Your goal: Each record below is to be reproduced without any change.

———

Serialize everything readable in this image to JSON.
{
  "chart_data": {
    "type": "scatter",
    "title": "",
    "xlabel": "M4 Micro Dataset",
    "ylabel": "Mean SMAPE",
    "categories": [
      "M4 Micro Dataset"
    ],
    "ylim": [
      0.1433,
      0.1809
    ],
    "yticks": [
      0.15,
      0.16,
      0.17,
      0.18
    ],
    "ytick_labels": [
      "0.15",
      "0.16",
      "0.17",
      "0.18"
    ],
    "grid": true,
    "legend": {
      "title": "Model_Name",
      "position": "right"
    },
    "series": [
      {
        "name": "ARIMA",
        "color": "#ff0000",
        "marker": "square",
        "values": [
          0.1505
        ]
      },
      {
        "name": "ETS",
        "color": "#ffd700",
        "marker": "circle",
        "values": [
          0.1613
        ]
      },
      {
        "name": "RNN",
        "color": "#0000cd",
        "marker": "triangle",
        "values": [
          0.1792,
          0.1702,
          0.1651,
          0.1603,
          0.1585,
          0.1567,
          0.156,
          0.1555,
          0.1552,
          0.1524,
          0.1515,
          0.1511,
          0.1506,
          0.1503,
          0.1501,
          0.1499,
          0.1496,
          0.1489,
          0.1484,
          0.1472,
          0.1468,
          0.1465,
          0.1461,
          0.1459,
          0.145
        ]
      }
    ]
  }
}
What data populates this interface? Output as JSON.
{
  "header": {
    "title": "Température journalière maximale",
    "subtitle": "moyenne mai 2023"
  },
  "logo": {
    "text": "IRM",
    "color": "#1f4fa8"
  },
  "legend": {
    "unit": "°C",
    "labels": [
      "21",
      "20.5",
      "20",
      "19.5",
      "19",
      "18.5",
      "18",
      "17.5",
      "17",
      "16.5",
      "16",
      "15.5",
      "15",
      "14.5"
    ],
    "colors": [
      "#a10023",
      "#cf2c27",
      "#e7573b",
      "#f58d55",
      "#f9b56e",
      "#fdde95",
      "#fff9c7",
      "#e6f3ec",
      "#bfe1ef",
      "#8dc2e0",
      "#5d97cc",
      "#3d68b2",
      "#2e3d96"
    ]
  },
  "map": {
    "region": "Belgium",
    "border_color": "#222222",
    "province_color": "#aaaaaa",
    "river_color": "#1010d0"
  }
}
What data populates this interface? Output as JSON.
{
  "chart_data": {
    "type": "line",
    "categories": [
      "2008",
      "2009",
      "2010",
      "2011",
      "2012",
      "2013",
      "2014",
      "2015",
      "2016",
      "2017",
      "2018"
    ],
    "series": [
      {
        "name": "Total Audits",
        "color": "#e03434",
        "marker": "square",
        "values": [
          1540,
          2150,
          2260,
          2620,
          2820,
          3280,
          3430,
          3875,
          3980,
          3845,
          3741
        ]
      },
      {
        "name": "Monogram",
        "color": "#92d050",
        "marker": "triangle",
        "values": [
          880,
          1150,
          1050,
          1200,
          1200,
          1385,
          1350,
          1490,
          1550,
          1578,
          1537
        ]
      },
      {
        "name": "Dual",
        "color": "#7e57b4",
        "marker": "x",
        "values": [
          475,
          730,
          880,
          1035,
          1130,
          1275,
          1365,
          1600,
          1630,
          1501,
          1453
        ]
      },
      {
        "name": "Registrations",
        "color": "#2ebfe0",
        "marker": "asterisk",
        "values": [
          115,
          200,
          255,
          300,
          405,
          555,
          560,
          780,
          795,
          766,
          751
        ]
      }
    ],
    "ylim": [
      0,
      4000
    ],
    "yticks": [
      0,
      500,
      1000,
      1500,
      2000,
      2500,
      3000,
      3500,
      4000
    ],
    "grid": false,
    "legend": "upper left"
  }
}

———

Written answer:
Serialize everything readable in this image to JSON.
{
  "chart_data": {
    "type": "scatter",
    "title": "",
    "xlabel": "M4 Micro Dataset",
    "ylabel": "Mean SMAPE",
    "categories": [
      "M4 Micro Dataset"
    ],
    "ylim": [
      0.1433,
      0.1809
    ],
    "yticks": [
      0.15,
      0.16,
      0.17,
      0.18
    ],
    "ytick_labels": [
      "0.15",
      "0.16",
      "0.17",
      "0.18"
    ],
    "grid": true,
    "legend": {
      "title": "Model_Name",
      "position": "right"
    },
    "series": [
      {
        "name": "ARIMA",
        "color": "#ff0000",
        "marker": "square",
        "values": [
          0.1505
        ]
      },
      {
        "name": "ETS",
        "color": "#ffd700",
        "marker": "circle",
        "values": [
          0.1613
        ]
      },
      {
        "name": "RNN",
        "color": "#0000cd",
        "marker": "triangle",
        "values": [
          0.1792,
          0.1702,
          0.1651,
          0.1603,
          0.1585,
          0.1567,
          0.156,
          0.1555,
          0.1552,
          0.1524,
          0.1515,
          0.1511,
          0.1506,
          0.1503,
          0.1501,
          0.1499,
          0.1496,
          0.1489,
          0.1484,
          0.1472,
          0.1468,
          0.1465,
          0.1461,
          0.1459,
          0.145
        ]
      }
    ]
  }
}
What data populates this interface? Output as JSON.
{
  "header": {
    "title": "Température journalière maximale",
    "subtitle": "moyenne mai 2023"
  },
  "logo": {
    "text": "IRM",
    "color": "#1f4fa8"
  },
  "legend": {
    "unit": "°C",
    "labels": [
      "21",
      "20.5",
      "20",
      "19.5",
      "19",
      "18.5",
      "18",
      "17.5",
      "17",
      "16.5",
      "16",
      "15.5",
      "15",
      "14.5"
    ],
    "colors": [
      "#a10023",
      "#cf2c27",
      "#e7573b",
      "#f58d55",
      "#f9b56e",
      "#fdde95",
      "#fff9c7",
      "#e6f3ec",
      "#bfe1ef",
      "#8dc2e0",
      "#5d97cc",
      "#3d68b2",
      "#2e3d96"
    ]
  },
  "map": {
    "region": "Belgium",
    "border_color": "#222222",
    "province_color": "#aaaaaa",
    "river_color": "#1010d0"
  }
}
What data populates this interface? Output as JSON.
{
  "chart_data": {
    "type": "line",
    "categories": [
      "2008",
      "2009",
      "2010",
      "2011",
      "2012",
      "2013",
      "2014",
      "2015",
      "2016",
      "2017",
      "2018"
    ],
    "series": [
      {
        "name": "Total Audits",
        "color": "#e03434",
        "marker": "square",
        "values": [
          1540,
          2150,
          2260,
          2620,
          2820,
          3280,
          3430,
          3875,
          3980,
          3845,
          3741
        ]
      },
      {
        "name": "Monogram",
        "color": "#92d050",
        "marker": "triangle",
        "values": [
          880,
          1150,
          1050,
          1200,
          1200,
          1385,
          1350,
          1490,
          1550,
          1578,
          1537
        ]
      },
      {
        "name": "Dual",
        "color": "#7e57b4",
        "marker": "x",
        "values": [
          475,
          730,
          880,
          1035,
          1130,
          1275,
          1365,
          1600,
          1630,
          1501,
          1453
        ]
      },
      {
        "name": "Registrations",
        "color": "#2ebfe0",
        "marker": "asterisk",
        "values": [
          115,
          200,
          255,
          300,
          405,
          555,
          560,
          780,
          795,
          766,
          751
        ]
      }
    ],
    "ylim": [
      0,
      4000
    ],
    "yticks": [
      0,
      500,
      1000,
      1500,
      2000,
      2500,
      3000,
      3500,
      4000
    ],
    "grid": false,
    "legend": "upper left"
  }
}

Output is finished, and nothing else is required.